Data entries
— Begin —

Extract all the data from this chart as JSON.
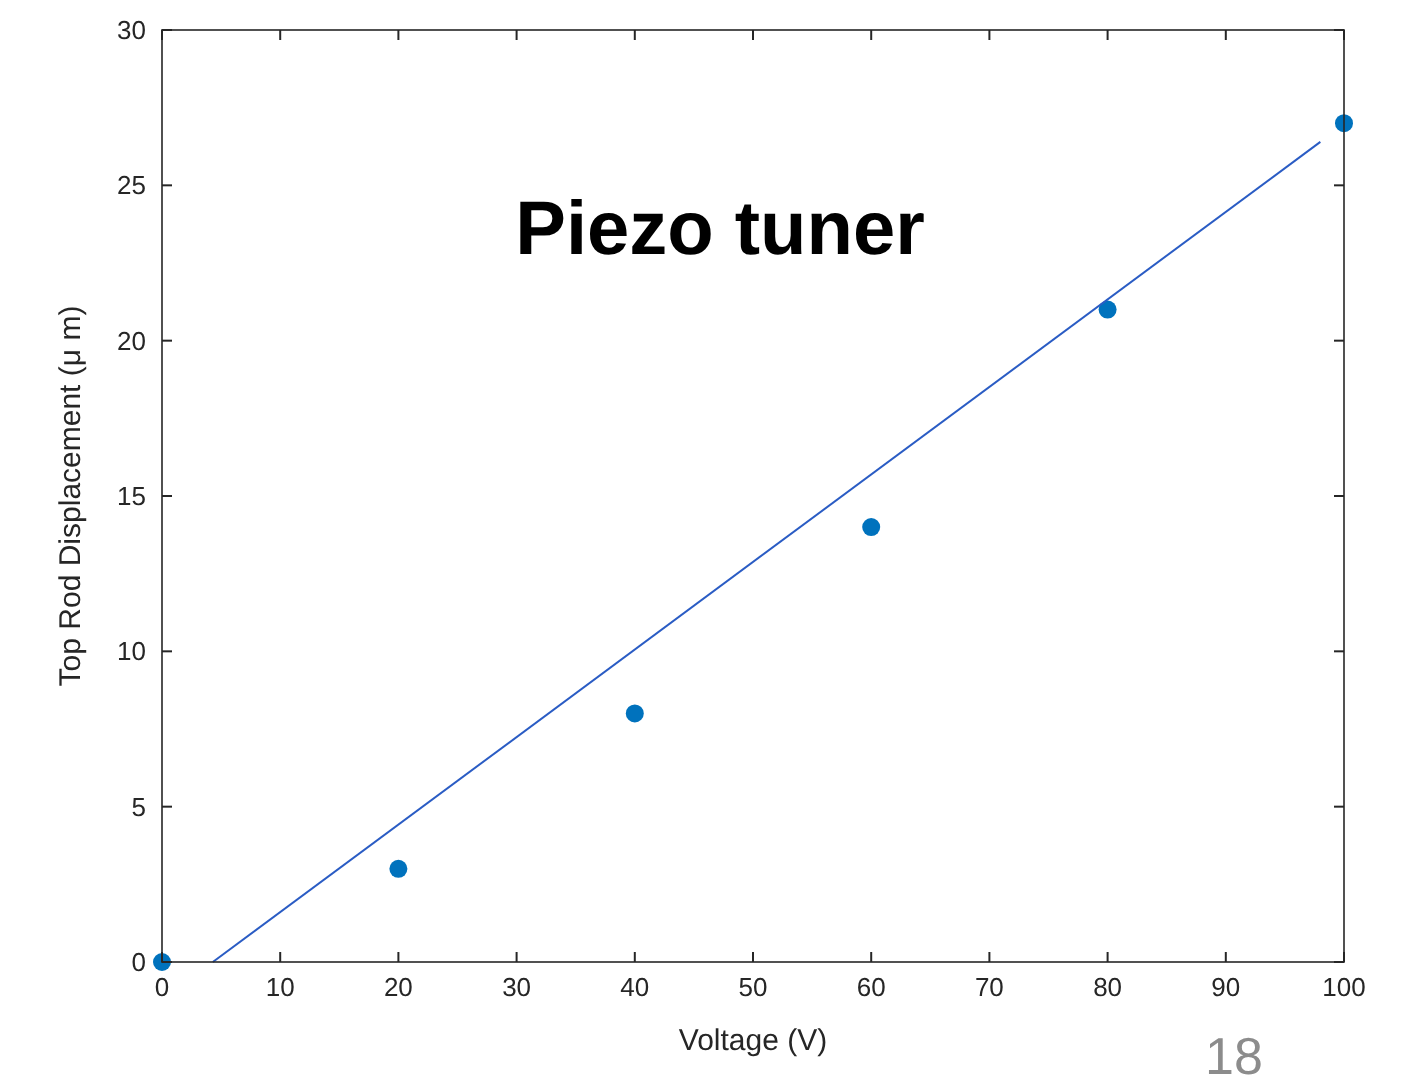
{
  "chart_data": {
    "type": "scatter",
    "title": "Piezo tuner",
    "xlabel": "Voltage (V)",
    "ylabel": "Top Rod Displacement (μ m)",
    "xlim": [
      0,
      100
    ],
    "xticks": [
      0,
      10,
      20,
      30,
      40,
      50,
      60,
      70,
      80,
      90,
      100
    ],
    "ylim": [
      0,
      30
    ],
    "yticks": [
      0,
      5,
      10,
      15,
      20,
      25,
      30
    ],
    "grid": false,
    "marker": "circle",
    "series": [
      {
        "color": "#0072bd",
        "x": [
          0,
          20,
          40,
          60,
          80,
          100
        ],
        "values": [
          0,
          3,
          8,
          14,
          21,
          27
        ]
      },
      {
        "type": "line",
        "color": "#2a5cc4",
        "marker": "none",
        "line_style": "solid",
        "x": [
          4.3,
          98
        ],
        "values": [
          0,
          26.4
        ]
      }
    ],
    "annotations": [
      "18"
    ]
  }
}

— End —

Omit the pictures and give the material again, exactly and in full.

Extract all the data from this chart as JSON.
{
  "chart_data": {
    "type": "scatter",
    "title": "Piezo tuner",
    "xlabel": "Voltage (V)",
    "ylabel": "Top Rod Displacement (μ m)",
    "xlim": [
      0,
      100
    ],
    "xticks": [
      0,
      10,
      20,
      30,
      40,
      50,
      60,
      70,
      80,
      90,
      100
    ],
    "ylim": [
      0,
      30
    ],
    "yticks": [
      0,
      5,
      10,
      15,
      20,
      25,
      30
    ],
    "grid": false,
    "marker": "circle",
    "series": [
      {
        "color": "#0072bd",
        "x": [
          0,
          20,
          40,
          60,
          80,
          100
        ],
        "values": [
          0,
          3,
          8,
          14,
          21,
          27
        ]
      },
      {
        "type": "line",
        "color": "#2a5cc4",
        "marker": "none",
        "line_style": "solid",
        "x": [
          4.3,
          98
        ],
        "values": [
          0,
          26.4
        ]
      }
    ],
    "annotations": [
      "18"
    ]
  }
}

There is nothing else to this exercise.